### WHAT YOU WILL DO
Copy out the whole listing exactly as written, leaving the pictures behind.

### Stored items
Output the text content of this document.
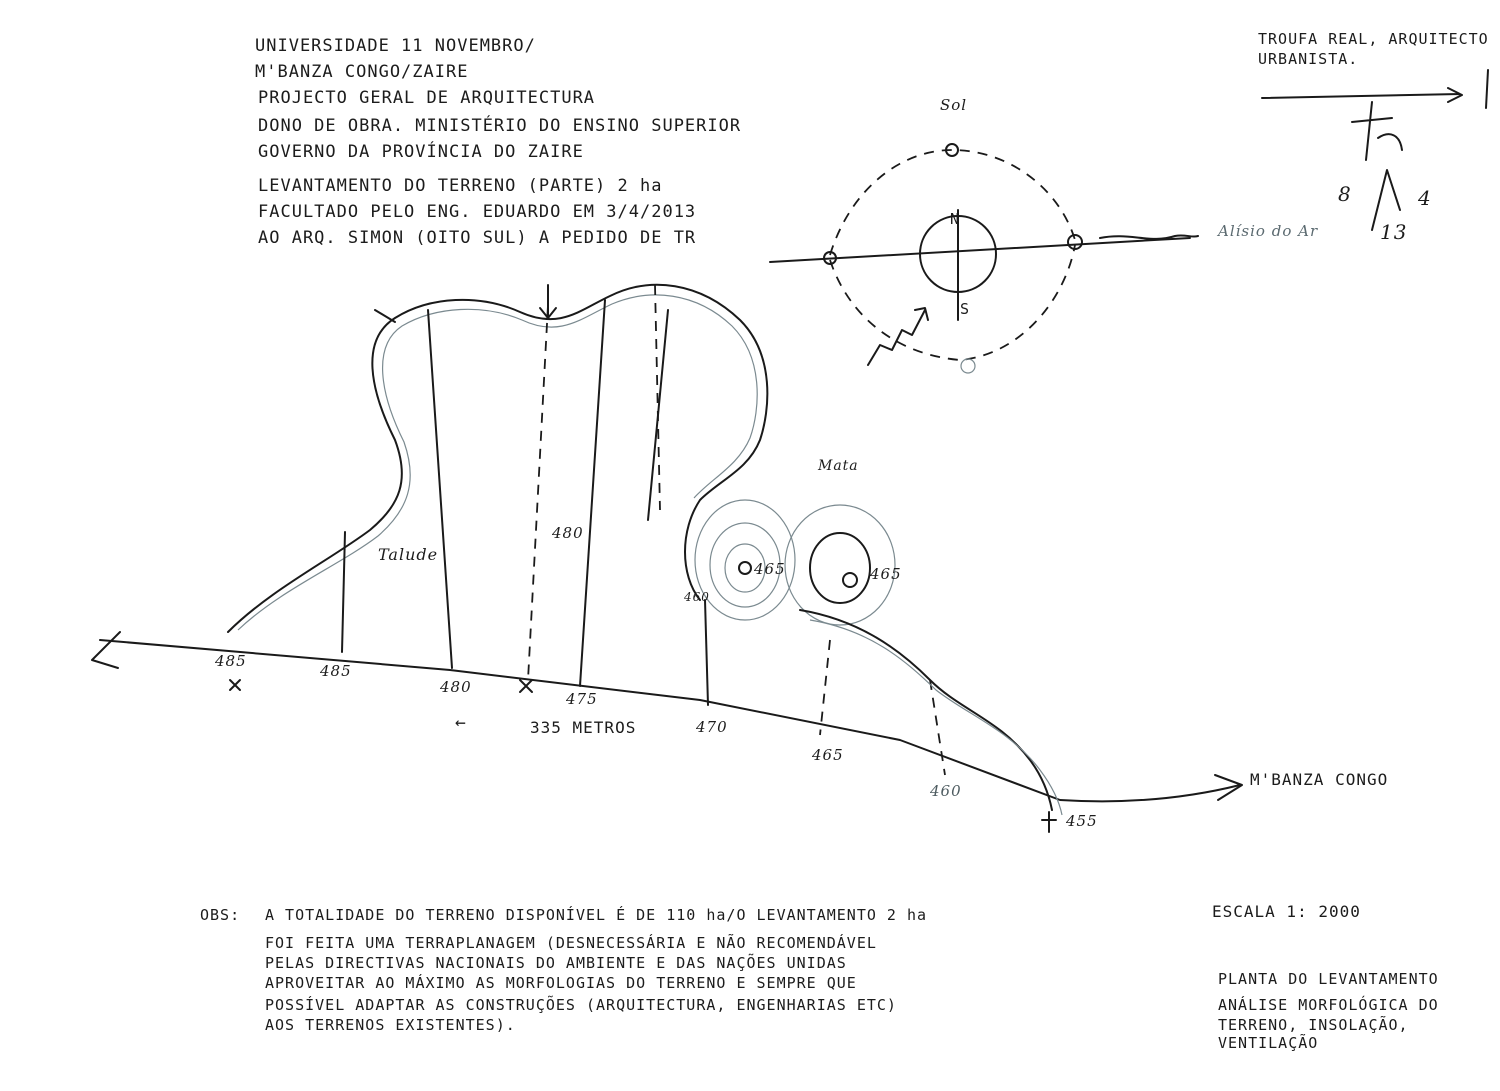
UNIVERSIDADE 11 NOVEMBRO/
M'BANZA CONGO/ZAIRE
PROJECTO GERAL DE ARQUITECTURA
DONO DE OBRA. MINISTÉRIO DO ENSINO SUPERIOR
GOVERNO DA PROVÍNCIA DO ZAIRE
LEVANTAMENTO DO TERRENO (PARTE) 2 ha
FACULTADO PELO ENG. EDUARDO EM 3/4/2013
AO ARQ. SIMON (OITO SUL) A PEDIDO DE TR
TROUFA REAL, ARQUITECTO
URBANISTA.
Sol
N
S
8	4
13
Alísio do Ar
Talude
Mata
480
465	465
460
485
485
480
475
470
465
460
455
←	335 METROS
M'BANZA CONGO
OBS: A TOTALIDADE DO TERRENO DISPONÍVEL É DE 110 ha/O LEVANTAMENTO 2 ha
FOI FEITA UMA TERRAPLANAGEM (DESNECESSÁRIA E NÃO RECOMENDÁVEL
PELAS DIRECTIVAS NACIONAIS DO AMBIENTE E DAS NAÇÕES UNIDAS
APROVEITAR AO MÁXIMO AS MORFOLOGIAS DO TERRENO E SEMPRE QUE
POSSÍVEL ADAPTAR AS CONSTRUÇÕES (ARQUITECTURA, ENGENHARIAS ETC)
AOS TERRENOS EXISTENTES).
ESCALA 1: 2000
PLANTA DO LEVANTAMENTO
ANÁLISE MORFOLÓGICA DO
TERRENO, INSOLAÇÃO,
VENTILAÇÃO
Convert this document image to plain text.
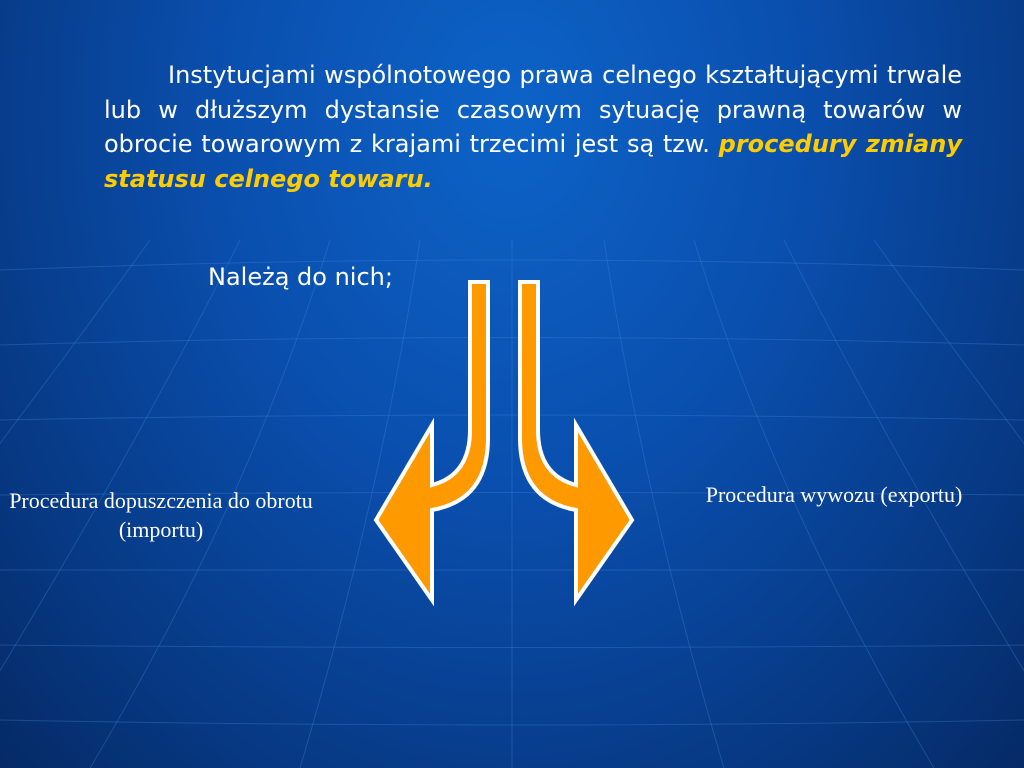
Instytucjami wspólnotowego prawa celnego kształtującymi trwale lub w dłuższym dystansie czasowym sytuację prawną towarów w obrocie towarowym z krajami trzecimi jest są tzw. procedury zmiany statusu celnego towaru.
Należą do nich;
Procedura dopuszczenia do obrotu (importu)
Procedura wywozu (exportu)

### COMPLETE ANSWER
Output the text content of this document.
UNIVERSIDADE 11 NOVEMBRO/
M'BANZA CONGO/ZAIRE
PROJECTO GERAL DE ARQUITECTURA
DONO DE OBRA. MINISTÉRIO DO ENSINO SUPERIOR
GOVERNO DA PROVÍNCIA DO ZAIRE
LEVANTAMENTO DO TERRENO (PARTE) 2 ha
FACULTADO PELO ENG. EDUARDO EM 3/4/2013
AO ARQ. SIMON (OITO SUL) A PEDIDO DE TR
TROUFA REAL, ARQUITECTO
URBANISTA.
Sol
N
S
8	4
13
Alísio do Ar
Talude
Mata
480
465	465
460
485
485
480
475
470
465
460
455
←	335 METROS
M'BANZA CONGO
OBS: A TOTALIDADE DO TERRENO DISPONÍVEL É DE 110 ha/O LEVANTAMENTO 2 ha
FOI FEITA UMA TERRAPLANAGEM (DESNECESSÁRIA E NÃO RECOMENDÁVEL
PELAS DIRECTIVAS NACIONAIS DO AMBIENTE E DAS NAÇÕES UNIDAS
APROVEITAR AO MÁXIMO AS MORFOLOGIAS DO TERRENO E SEMPRE QUE
POSSÍVEL ADAPTAR AS CONSTRUÇÕES (ARQUITECTURA, ENGENHARIAS ETC)
AOS TERRENOS EXISTENTES).
ESCALA 1: 2000
PLANTA DO LEVANTAMENTO
ANÁLISE MORFOLÓGICA DO
TERRENO, INSOLAÇÃO,
VENTILAÇÃO
Convert this document image to plain text.
Instytucjami wspólnotowego prawa celnego kształtującymi trwale lub w dłuższym dystansie czasowym sytuację prawną towarów w obrocie towarowym z krajami trzecimi jest są tzw. procedury zmiany statusu celnego towaru.
Należą do nich;
Procedura dopuszczenia do obrotu (importu)
Procedura wywozu (exportu)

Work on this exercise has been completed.